Task to carry out ::
In full and without deviation, write out the entries that follow.

Provided data ::
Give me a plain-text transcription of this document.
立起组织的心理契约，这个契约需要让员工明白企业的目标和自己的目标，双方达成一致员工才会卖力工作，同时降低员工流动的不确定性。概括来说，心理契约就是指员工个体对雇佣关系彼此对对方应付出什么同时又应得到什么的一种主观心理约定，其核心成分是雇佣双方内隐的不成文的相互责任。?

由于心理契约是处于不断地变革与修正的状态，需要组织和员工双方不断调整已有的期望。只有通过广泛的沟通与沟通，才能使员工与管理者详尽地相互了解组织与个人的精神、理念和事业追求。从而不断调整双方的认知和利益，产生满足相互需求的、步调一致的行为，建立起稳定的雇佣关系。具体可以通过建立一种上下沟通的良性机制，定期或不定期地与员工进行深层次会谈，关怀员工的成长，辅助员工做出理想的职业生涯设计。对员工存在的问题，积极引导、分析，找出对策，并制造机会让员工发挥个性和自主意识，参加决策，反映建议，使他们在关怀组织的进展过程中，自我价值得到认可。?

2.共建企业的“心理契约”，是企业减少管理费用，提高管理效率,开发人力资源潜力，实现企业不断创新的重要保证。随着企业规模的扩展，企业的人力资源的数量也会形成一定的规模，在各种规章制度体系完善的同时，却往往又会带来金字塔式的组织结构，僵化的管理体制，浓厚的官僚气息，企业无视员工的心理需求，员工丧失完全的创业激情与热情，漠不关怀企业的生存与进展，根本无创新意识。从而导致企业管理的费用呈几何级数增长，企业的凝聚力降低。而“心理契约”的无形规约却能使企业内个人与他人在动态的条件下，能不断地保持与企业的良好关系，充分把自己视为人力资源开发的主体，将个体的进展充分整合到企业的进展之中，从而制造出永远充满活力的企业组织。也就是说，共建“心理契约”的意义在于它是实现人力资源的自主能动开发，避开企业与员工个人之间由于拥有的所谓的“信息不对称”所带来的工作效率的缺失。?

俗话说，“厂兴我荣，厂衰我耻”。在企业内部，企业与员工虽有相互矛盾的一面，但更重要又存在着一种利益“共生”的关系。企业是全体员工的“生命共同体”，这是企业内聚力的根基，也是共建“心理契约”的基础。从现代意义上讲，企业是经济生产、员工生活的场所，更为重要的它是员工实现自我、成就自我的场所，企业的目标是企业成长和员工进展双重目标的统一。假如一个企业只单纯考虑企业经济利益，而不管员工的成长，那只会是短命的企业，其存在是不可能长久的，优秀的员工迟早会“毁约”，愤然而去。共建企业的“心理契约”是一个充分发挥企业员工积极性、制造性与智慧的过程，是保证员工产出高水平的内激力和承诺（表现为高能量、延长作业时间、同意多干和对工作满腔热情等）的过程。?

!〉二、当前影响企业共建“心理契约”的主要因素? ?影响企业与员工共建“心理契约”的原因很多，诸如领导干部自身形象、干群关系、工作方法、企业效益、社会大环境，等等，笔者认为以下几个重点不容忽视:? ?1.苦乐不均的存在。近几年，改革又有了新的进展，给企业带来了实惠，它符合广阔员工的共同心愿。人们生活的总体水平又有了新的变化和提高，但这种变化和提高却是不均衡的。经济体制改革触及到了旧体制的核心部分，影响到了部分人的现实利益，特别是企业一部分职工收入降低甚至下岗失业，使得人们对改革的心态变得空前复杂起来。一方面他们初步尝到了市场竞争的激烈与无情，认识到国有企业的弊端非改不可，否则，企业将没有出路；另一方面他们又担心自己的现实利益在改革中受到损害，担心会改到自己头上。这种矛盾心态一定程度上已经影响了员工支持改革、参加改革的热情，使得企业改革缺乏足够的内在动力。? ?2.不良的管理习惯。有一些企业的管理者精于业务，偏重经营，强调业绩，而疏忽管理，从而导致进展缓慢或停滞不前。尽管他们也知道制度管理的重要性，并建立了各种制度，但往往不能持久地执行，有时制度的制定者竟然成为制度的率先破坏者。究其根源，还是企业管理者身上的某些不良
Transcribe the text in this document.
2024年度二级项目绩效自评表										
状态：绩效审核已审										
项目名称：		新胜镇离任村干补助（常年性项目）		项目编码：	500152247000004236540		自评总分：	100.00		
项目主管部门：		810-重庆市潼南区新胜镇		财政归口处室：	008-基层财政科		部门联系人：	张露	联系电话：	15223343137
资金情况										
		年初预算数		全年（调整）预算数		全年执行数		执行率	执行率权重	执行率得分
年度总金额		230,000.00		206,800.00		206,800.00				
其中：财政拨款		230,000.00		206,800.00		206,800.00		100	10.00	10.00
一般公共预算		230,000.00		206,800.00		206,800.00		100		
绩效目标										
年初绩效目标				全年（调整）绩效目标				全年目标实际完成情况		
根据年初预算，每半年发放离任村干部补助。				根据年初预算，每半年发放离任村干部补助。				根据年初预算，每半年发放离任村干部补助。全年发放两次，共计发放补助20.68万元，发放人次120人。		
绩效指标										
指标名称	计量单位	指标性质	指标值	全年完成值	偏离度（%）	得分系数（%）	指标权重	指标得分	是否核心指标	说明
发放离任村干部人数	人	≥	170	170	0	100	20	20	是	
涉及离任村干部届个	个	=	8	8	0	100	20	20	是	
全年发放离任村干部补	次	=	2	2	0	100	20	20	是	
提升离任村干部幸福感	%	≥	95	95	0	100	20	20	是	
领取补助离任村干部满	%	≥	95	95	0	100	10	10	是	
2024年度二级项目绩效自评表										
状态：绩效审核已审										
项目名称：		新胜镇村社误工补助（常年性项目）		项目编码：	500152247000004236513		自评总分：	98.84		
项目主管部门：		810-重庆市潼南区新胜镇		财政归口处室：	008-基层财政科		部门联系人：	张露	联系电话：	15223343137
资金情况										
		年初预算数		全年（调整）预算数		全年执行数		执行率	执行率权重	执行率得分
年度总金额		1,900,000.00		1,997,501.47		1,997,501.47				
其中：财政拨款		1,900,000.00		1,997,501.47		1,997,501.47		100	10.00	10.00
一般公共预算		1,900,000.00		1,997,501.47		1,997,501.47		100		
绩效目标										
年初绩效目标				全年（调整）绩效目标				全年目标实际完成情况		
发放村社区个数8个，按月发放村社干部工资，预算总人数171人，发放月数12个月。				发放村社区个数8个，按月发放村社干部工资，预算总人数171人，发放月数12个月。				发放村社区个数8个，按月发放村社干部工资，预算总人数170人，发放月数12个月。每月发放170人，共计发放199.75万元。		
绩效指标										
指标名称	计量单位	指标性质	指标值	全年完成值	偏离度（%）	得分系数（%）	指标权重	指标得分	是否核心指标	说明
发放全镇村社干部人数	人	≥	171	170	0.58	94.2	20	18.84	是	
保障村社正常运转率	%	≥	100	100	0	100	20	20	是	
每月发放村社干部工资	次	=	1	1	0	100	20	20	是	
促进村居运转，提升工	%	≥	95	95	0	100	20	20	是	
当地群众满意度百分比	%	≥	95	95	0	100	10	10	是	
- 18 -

Correct response ::
Give me a plain-text transcription of this document.
立起组织的心理契约，这个契约需要让员工明白企业的目标和自己的目标，双方达成一致员工才会卖力工作，同时降低员工流动的不确定性。概括来说，心理契约就是指员工个体对雇佣关系彼此对对方应付出什么同时又应得到什么的一种主观心理约定，其核心成分是雇佣双方内隐的不成文的相互责任。?

由于心理契约是处于不断地变革与修正的状态，需要组织和员工双方不断调整已有的期望。只有通过广泛的沟通与沟通，才能使员工与管理者详尽地相互了解组织与个人的精神、理念和事业追求。从而不断调整双方的认知和利益，产生满足相互需求的、步调一致的行为，建立起稳定的雇佣关系。具体可以通过建立一种上下沟通的良性机制，定期或不定期地与员工进行深层次会谈，关怀员工的成长，辅助员工做出理想的职业生涯设计。对员工存在的问题，积极引导、分析，找出对策，并制造机会让员工发挥个性和自主意识，参加决策，反映建议，使他们在关怀组织的进展过程中，自我价值得到认可。?

2.共建企业的“心理契约”，是企业减少管理费用，提高管理效率,开发人力资源潜力，实现企业不断创新的重要保证。随着企业规模的扩展，企业的人力资源的数量也会形成一定的规模，在各种规章制度体系完善的同时，却往往又会带来金字塔式的组织结构，僵化的管理体制，浓厚的官僚气息，企业无视员工的心理需求，员工丧失完全的创业激情与热情，漠不关怀企业的生存与进展，根本无创新意识。从而导致企业管理的费用呈几何级数增长，企业的凝聚力降低。而“心理契约”的无形规约却能使企业内个人与他人在动态的条件下，能不断地保持与企业的良好关系，充分把自己视为人力资源开发的主体，将个体的进展充分整合到企业的进展之中，从而制造出永远充满活力的企业组织。也就是说，共建“心理契约”的意义在于它是实现人力资源的自主能动开发，避开企业与员工个人之间由于拥有的所谓的“信息不对称”所带来的工作效率的缺失。?

俗话说，“厂兴我荣，厂衰我耻”。在企业内部，企业与员工虽有相互矛盾的一面，但更重要又存在着一种利益“共生”的关系。企业是全体员工的“生命共同体”，这是企业内聚力的根基，也是共建“心理契约”的基础。从现代意义上讲，企业是经济生产、员工生活的场所，更为重要的它是员工实现自我、成就自我的场所，企业的目标是企业成长和员工进展双重目标的统一。假如一个企业只单纯考虑企业经济利益，而不管员工的成长，那只会是短命的企业，其存在是不可能长久的，优秀的员工迟早会“毁约”，愤然而去。共建企业的“心理契约”是一个充分发挥企业员工积极性、制造性与智慧的过程，是保证员工产出高水平的内激力和承诺（表现为高能量、延长作业时间、同意多干和对工作满腔热情等）的过程。?

!〉二、当前影响企业共建“心理契约”的主要因素? ?影响企业与员工共建“心理契约”的原因很多，诸如领导干部自身形象、干群关系、工作方法、企业效益、社会大环境，等等，笔者认为以下几个重点不容忽视:? ?1.苦乐不均的存在。近几年，改革又有了新的进展，给企业带来了实惠，它符合广阔员工的共同心愿。人们生活的总体水平又有了新的变化和提高，但这种变化和提高却是不均衡的。经济体制改革触及到了旧体制的核心部分，影响到了部分人的现实利益，特别是企业一部分职工收入降低甚至下岗失业，使得人们对改革的心态变得空前复杂起来。一方面他们初步尝到了市场竞争的激烈与无情，认识到国有企业的弊端非改不可，否则，企业将没有出路；另一方面他们又担心自己的现实利益在改革中受到损害，担心会改到自己头上。这种矛盾心态一定程度上已经影响了员工支持改革、参加改革的热情，使得企业改革缺乏足够的内在动力。? ?2.不良的管理习惯。有一些企业的管理者精于业务，偏重经营，强调业绩，而疏忽管理，从而导致进展缓慢或停滞不前。尽管他们也知道制度管理的重要性，并建立了各种制度，但往往不能持久地执行，有时制度的制定者竟然成为制度的率先破坏者。究其根源，还是企业管理者身上的某些不良
Transcribe the text in this document.
2024年度二级项目绩效自评表										
状态：绩效审核已审										
项目名称：		新胜镇离任村干补助（常年性项目）		项目编码：	500152247000004236540		自评总分：	100.00		
项目主管部门：		810-重庆市潼南区新胜镇		财政归口处室：	008-基层财政科		部门联系人：	张露	联系电话：	15223343137
资金情况										
		年初预算数		全年（调整）预算数		全年执行数		执行率	执行率权重	执行率得分
年度总金额		230,000.00		206,800.00		206,800.00				
其中：财政拨款		230,000.00		206,800.00		206,800.00		100	10.00	10.00
一般公共预算		230,000.00		206,800.00		206,800.00		100		
绩效目标										
年初绩效目标				全年（调整）绩效目标				全年目标实际完成情况		
根据年初预算，每半年发放离任村干部补助。				根据年初预算，每半年发放离任村干部补助。				根据年初预算，每半年发放离任村干部补助。全年发放两次，共计发放补助20.68万元，发放人次120人。		
绩效指标										
指标名称	计量单位	指标性质	指标值	全年完成值	偏离度（%）	得分系数（%）	指标权重	指标得分	是否核心指标	说明
发放离任村干部人数	人	≥	170	170	0	100	20	20	是	
涉及离任村干部届个	个	=	8	8	0	100	20	20	是	
全年发放离任村干部补	次	=	2	2	0	100	20	20	是	
提升离任村干部幸福感	%	≥	95	95	0	100	20	20	是	
领取补助离任村干部满	%	≥	95	95	0	100	10	10	是	
2024年度二级项目绩效自评表										
状态：绩效审核已审										
项目名称：		新胜镇村社误工补助（常年性项目）		项目编码：	500152247000004236513		自评总分：	98.84		
项目主管部门：		810-重庆市潼南区新胜镇		财政归口处室：	008-基层财政科		部门联系人：	张露	联系电话：	15223343137
资金情况										
		年初预算数		全年（调整）预算数		全年执行数		执行率	执行率权重	执行率得分
年度总金额		1,900,000.00		1,997,501.47		1,997,501.47				
其中：财政拨款		1,900,000.00		1,997,501.47		1,997,501.47		100	10.00	10.00
一般公共预算		1,900,000.00		1,997,501.47		1,997,501.47		100		
绩效目标										
年初绩效目标				全年（调整）绩效目标				全年目标实际完成情况		
发放村社区个数8个，按月发放村社干部工资，预算总人数171人，发放月数12个月。				发放村社区个数8个，按月发放村社干部工资，预算总人数171人，发放月数12个月。				发放村社区个数8个，按月发放村社干部工资，预算总人数170人，发放月数12个月。每月发放170人，共计发放199.75万元。		
绩效指标										
指标名称	计量单位	指标性质	指标值	全年完成值	偏离度（%）	得分系数（%）	指标权重	指标得分	是否核心指标	说明
发放全镇村社干部人数	人	≥	171	170	0.58	94.2	20	18.84	是	
保障村社正常运转率	%	≥	100	100	0	100	20	20	是	
每月发放村社干部工资	次	=	1	1	0	100	20	20	是	
促进村居运转，提升工	%	≥	95	95	0	100	20	20	是	
当地群众满意度百分比	%	≥	95	95	0	100	10	10	是	
- 18 -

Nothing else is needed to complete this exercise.